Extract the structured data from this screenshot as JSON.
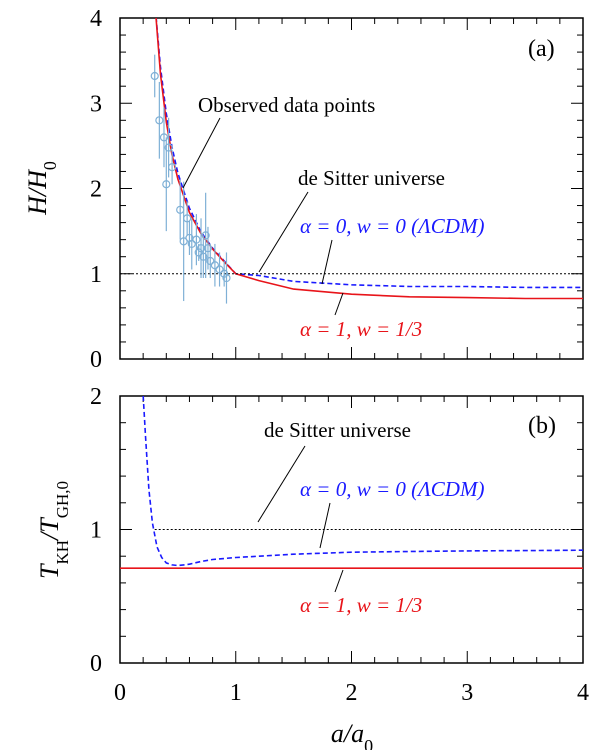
{
  "chart_data": [
    {
      "type": "line",
      "panel_label": "(a)",
      "xlabel_html": "a/a0",
      "ylabel": {
        "main": "H/H",
        "sub": "0"
      },
      "xlim": [
        0,
        4
      ],
      "ylim": [
        0,
        4
      ],
      "x_ticks": [
        "0",
        "1",
        "2",
        "3",
        "4"
      ],
      "y_ticks": [
        "0",
        "1",
        "2",
        "3",
        "4"
      ],
      "series": [
        {
          "name": "α = 0, w = 0 (ΛCDM)",
          "style": "dashed",
          "color": "#1a1aff",
          "points": [
            [
              0.3,
              4.2
            ],
            [
              0.35,
              3.42
            ],
            [
              0.4,
              2.88
            ],
            [
              0.45,
              2.48
            ],
            [
              0.5,
              2.18
            ],
            [
              0.6,
              1.77
            ],
            [
              0.7,
              1.49
            ],
            [
              0.8,
              1.3
            ],
            [
              0.9,
              1.15
            ],
            [
              1.0,
              1.0
            ],
            [
              1.2,
              0.98
            ],
            [
              1.5,
              0.91
            ],
            [
              2.0,
              0.87
            ],
            [
              2.5,
              0.85
            ],
            [
              3.0,
              0.85
            ],
            [
              3.5,
              0.84
            ],
            [
              4.0,
              0.84
            ]
          ]
        },
        {
          "name": "α = 1, w = 1/3",
          "style": "solid",
          "color": "#e8141a",
          "points": [
            [
              0.3,
              4.2
            ],
            [
              0.35,
              3.34
            ],
            [
              0.4,
              2.78
            ],
            [
              0.45,
              2.39
            ],
            [
              0.5,
              2.11
            ],
            [
              0.6,
              1.72
            ],
            [
              0.7,
              1.47
            ],
            [
              0.8,
              1.29
            ],
            [
              0.9,
              1.14
            ],
            [
              1.0,
              1.0
            ],
            [
              1.2,
              0.92
            ],
            [
              1.5,
              0.82
            ],
            [
              2.0,
              0.76
            ],
            [
              2.5,
              0.73
            ],
            [
              3.0,
              0.72
            ],
            [
              3.5,
              0.71
            ],
            [
              4.0,
              0.71
            ]
          ]
        },
        {
          "name": "de Sitter universe",
          "style": "dotted",
          "color": "#000000",
          "points": [
            [
              0,
              1
            ],
            [
              4,
              1
            ]
          ]
        }
      ],
      "observed_points": [
        {
          "x": 0.3,
          "y": 3.32,
          "err": 0.25
        },
        {
          "x": 0.34,
          "y": 2.8,
          "err": 0.45
        },
        {
          "x": 0.38,
          "y": 2.6,
          "err": 0.35
        },
        {
          "x": 0.4,
          "y": 2.05,
          "err": 0.55
        },
        {
          "x": 0.42,
          "y": 2.48,
          "err": 0.35
        },
        {
          "x": 0.45,
          "y": 2.25,
          "err": 0.2
        },
        {
          "x": 0.52,
          "y": 1.75,
          "err": 0.35
        },
        {
          "x": 0.55,
          "y": 1.38,
          "err": 0.7
        },
        {
          "x": 0.58,
          "y": 1.65,
          "err": 0.2
        },
        {
          "x": 0.6,
          "y": 1.42,
          "err": 0.2
        },
        {
          "x": 0.62,
          "y": 1.35,
          "err": 0.3
        },
        {
          "x": 0.66,
          "y": 1.4,
          "err": 0.3
        },
        {
          "x": 0.68,
          "y": 1.25,
          "err": 0.1
        },
        {
          "x": 0.7,
          "y": 1.3,
          "err": 0.35
        },
        {
          "x": 0.72,
          "y": 1.2,
          "err": 0.25
        },
        {
          "x": 0.74,
          "y": 1.45,
          "err": 0.5
        },
        {
          "x": 0.76,
          "y": 1.3,
          "err": 0.25
        },
        {
          "x": 0.78,
          "y": 1.15,
          "err": 0.2
        },
        {
          "x": 0.82,
          "y": 1.1,
          "err": 0.25
        },
        {
          "x": 0.86,
          "y": 1.05,
          "err": 0.2
        },
        {
          "x": 0.9,
          "y": 1.0,
          "err": 0.15
        },
        {
          "x": 0.92,
          "y": 0.95,
          "err": 0.3
        }
      ],
      "annotations": {
        "observed": "Observed data points",
        "desitter": "de Sitter universe",
        "lcdm": "α = 0, w = 0 (ΛCDM)",
        "alpha1": "α = 1, w = 1/3"
      }
    },
    {
      "type": "line",
      "panel_label": "(b)",
      "ylabel": {
        "main": "T",
        "sub1": "KH",
        "slash": "/T",
        "sub2": "GH,0"
      },
      "xlim": [
        0,
        4
      ],
      "ylim": [
        0,
        2
      ],
      "x_ticks": [
        "0",
        "1",
        "2",
        "3",
        "4"
      ],
      "y_ticks": [
        "0",
        "1",
        "2"
      ],
      "series": [
        {
          "name": "α = 0, w = 0 (ΛCDM)",
          "style": "dashed",
          "color": "#1a1aff",
          "points": [
            [
              0.2,
              2.0
            ],
            [
              0.22,
              1.7
            ],
            [
              0.25,
              1.3
            ],
            [
              0.28,
              1.05
            ],
            [
              0.32,
              0.87
            ],
            [
              0.36,
              0.79
            ],
            [
              0.4,
              0.75
            ],
            [
              0.45,
              0.735
            ],
            [
              0.5,
              0.73
            ],
            [
              0.55,
              0.735
            ],
            [
              0.6,
              0.74
            ],
            [
              0.7,
              0.76
            ],
            [
              0.8,
              0.775
            ],
            [
              1.0,
              0.79
            ],
            [
              1.2,
              0.8
            ],
            [
              1.5,
              0.815
            ],
            [
              2.0,
              0.83
            ],
            [
              2.5,
              0.835
            ],
            [
              3.0,
              0.84
            ],
            [
              3.5,
              0.842
            ],
            [
              4.0,
              0.845
            ]
          ]
        },
        {
          "name": "α = 1, w = 1/3",
          "style": "solid",
          "color": "#e8141a",
          "points": [
            [
              0,
              0.71
            ],
            [
              4,
              0.71
            ]
          ]
        },
        {
          "name": "de Sitter universe",
          "style": "dotted",
          "color": "#000000",
          "points": [
            [
              0.3,
              1
            ],
            [
              4,
              1
            ]
          ]
        }
      ],
      "annotations": {
        "desitter": "de Sitter universe",
        "lcdm": "α = 0, w = 0 (ΛCDM)",
        "alpha1": "α = 1, w = 1/3"
      }
    }
  ],
  "xlabel": {
    "main": "a/a",
    "sub": "0"
  }
}
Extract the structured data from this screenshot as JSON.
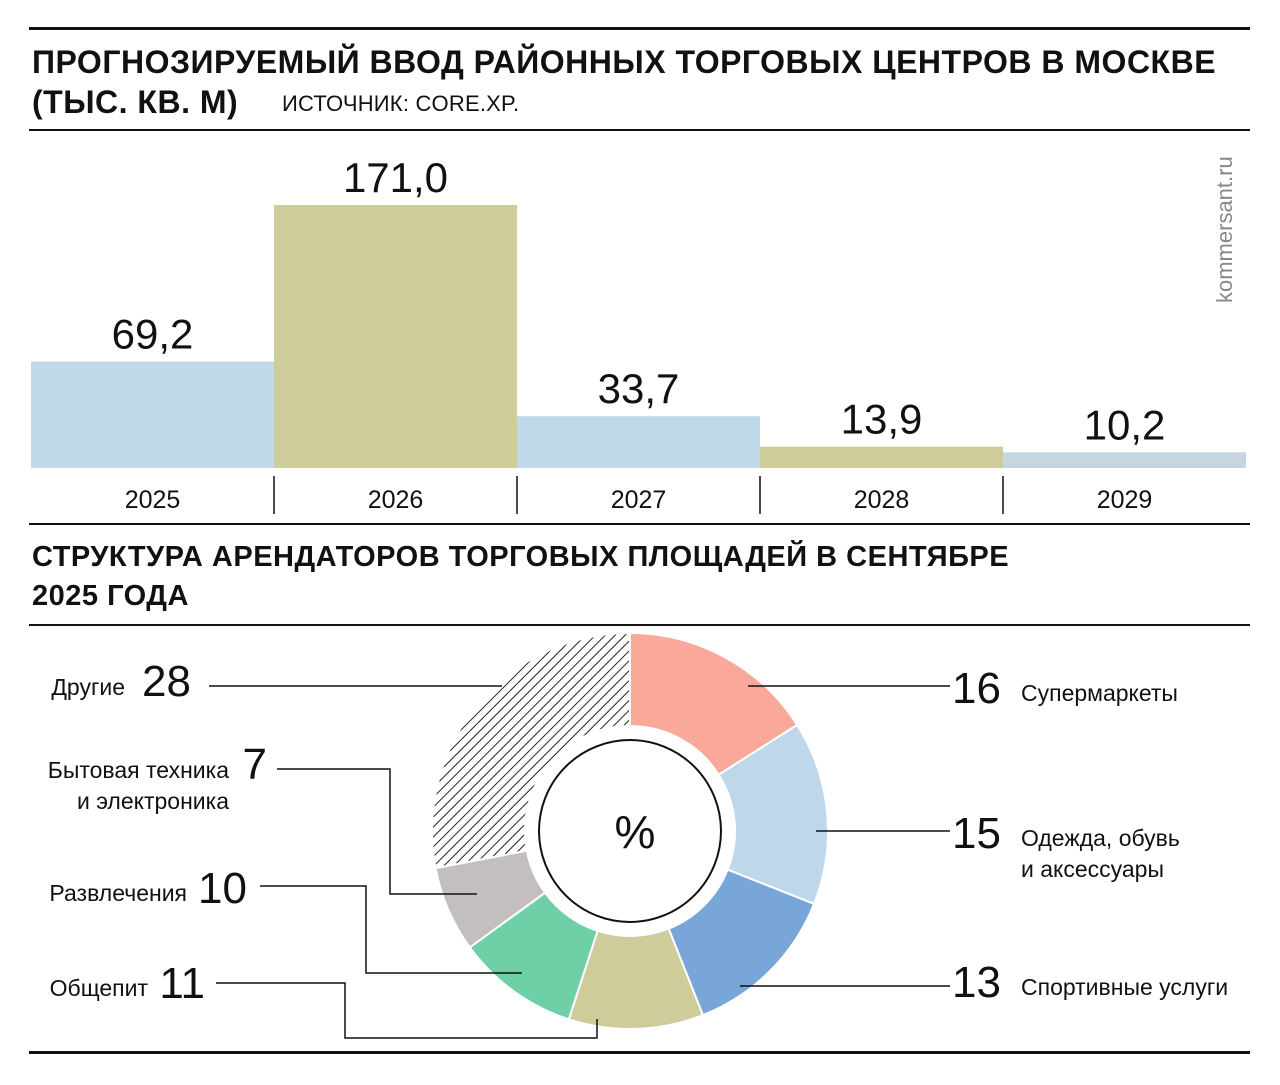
{
  "header": {
    "title_line1": "ПРОГНОЗИРУЕМЫЙ ВВОД РАЙОННЫХ ТОРГОВЫХ ЦЕНТРОВ В МОСКВЕ",
    "title_line2": "(ТЫС. КВ. М)",
    "source": "ИСТОЧНИК: CORE.XP.",
    "brand": "kommersant.ru"
  },
  "section2": {
    "title_line1": "СТРУКТУРА АРЕНДАТОРОВ ТОРГОВЫХ ПЛОЩАДЕЙ В СЕНТЯБРЕ",
    "title_line2": "2025 ГОДА"
  },
  "chart_data": [
    {
      "type": "bar",
      "categories": [
        "2025",
        "2026",
        "2027",
        "2028",
        "2029"
      ],
      "values": [
        69.2,
        171.0,
        33.7,
        13.9,
        10.2
      ],
      "value_labels": [
        "69,2",
        "171,0",
        "33,7",
        "13,9",
        "10,2"
      ],
      "colors": [
        "#bfd8ea",
        "#cdcc9a",
        "#bfd8ea",
        "#cdcc9a",
        "#c6d6e1"
      ],
      "ylim": [
        0,
        171
      ],
      "grid": false,
      "legend": "none"
    },
    {
      "type": "pie",
      "center_label": "%",
      "slices": [
        {
          "label": "Супермаркеты",
          "value": 16,
          "color": "#f9a89a"
        },
        {
          "label": "Одежда, обувь и аксессуары",
          "label_lines": [
            "Одежда, обувь",
            "и аксессуары"
          ],
          "value": 15,
          "color": "#bed7ea"
        },
        {
          "label": "Спортивные услуги",
          "value": 13,
          "color": "#79a6d9"
        },
        {
          "label": "Общепит",
          "value": 11,
          "color": "#cdcc9a"
        },
        {
          "label": "Развлечения",
          "value": 10,
          "color": "#6fcfa6"
        },
        {
          "label": "Бытовая техника и электроника",
          "label_lines": [
            "Бытовая техника",
            "и электроника"
          ],
          "value": 7,
          "color": "#c4bfbf"
        },
        {
          "label": "Другие",
          "value": 28,
          "color": "hatched"
        }
      ],
      "legend": "callouts-left-right"
    }
  ]
}
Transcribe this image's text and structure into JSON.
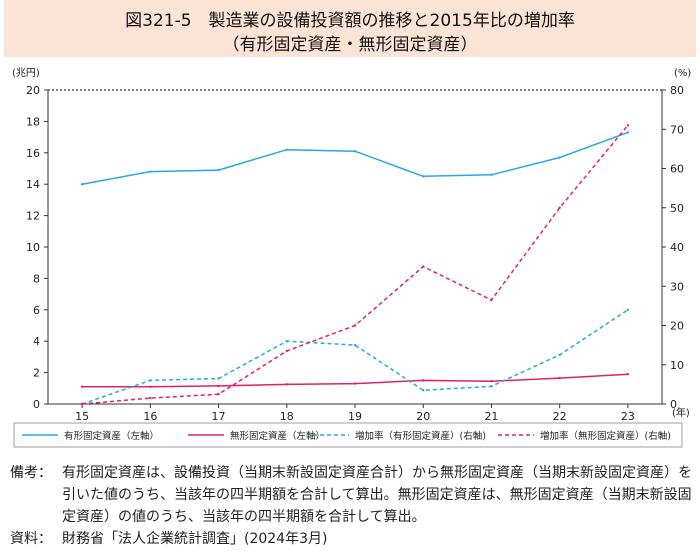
{
  "title": {
    "line1": "図321-5　製造業の設備投資額の推移と2015年比の増加率",
    "line2": "（有形固定資産・無形固定資産）"
  },
  "chart_data": {
    "type": "line",
    "x": [
      "15",
      "16",
      "17",
      "18",
      "19",
      "20",
      "21",
      "22",
      "23"
    ],
    "x_unit": "(年)",
    "left_unit": "(兆円)",
    "right_unit": "(%)",
    "left_ticks": [
      "0",
      "2",
      "4",
      "6",
      "8",
      "10",
      "12",
      "14",
      "16",
      "18",
      "20"
    ],
    "right_ticks": [
      "0",
      "10",
      "20",
      "30",
      "40",
      "50",
      "60",
      "70",
      "80"
    ],
    "left_ylim": [
      0,
      20
    ],
    "right_ylim": [
      0,
      80
    ],
    "series": [
      {
        "name": "有形固定資産（左軸）",
        "axis": "left",
        "dash": false,
        "color": "#29a8e0",
        "values": [
          14.0,
          14.8,
          14.9,
          16.2,
          16.1,
          14.5,
          14.6,
          15.7,
          17.3
        ]
      },
      {
        "name": "無形固定資産（左軸）",
        "axis": "left",
        "dash": false,
        "color": "#e0206a",
        "values": [
          1.1,
          1.1,
          1.15,
          1.25,
          1.3,
          1.5,
          1.45,
          1.65,
          1.9
        ]
      },
      {
        "name": "増加率（有形固定資産）(右軸)",
        "axis": "right",
        "dash": true,
        "color": "#29a8e0",
        "values": [
          0,
          6.0,
          6.5,
          16.0,
          15.0,
          3.5,
          4.5,
          12.5,
          24.0
        ]
      },
      {
        "name": "増加率（無形固定資産）(右軸)",
        "axis": "right",
        "dash": true,
        "color": "#e0206a",
        "values": [
          0,
          1.5,
          2.5,
          13.5,
          20.0,
          35.0,
          26.5,
          50.0,
          71.0
        ]
      }
    ]
  },
  "notes": {
    "remark_label": "備考：",
    "remark_text": "有形固定資産は、設備投資（当期末新設固定資産合計）から無形固定資産（当期末新設固定資産）を引いた値のうち、当該年の四半期額を合計して算出。無形固定資産は、無形固定資産（当期末新設固定資産）の値のうち、当該年の四半期額を合計して算出。",
    "source_label": "資料：",
    "source_text": "財務省「法人企業統計調査」(2024年3月)"
  }
}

★ ★ ★ ★

- _Exercise requirements_
Work out how many lines of the listing above include the word "legend". Reply with nothing but the count.

- _Task output_
2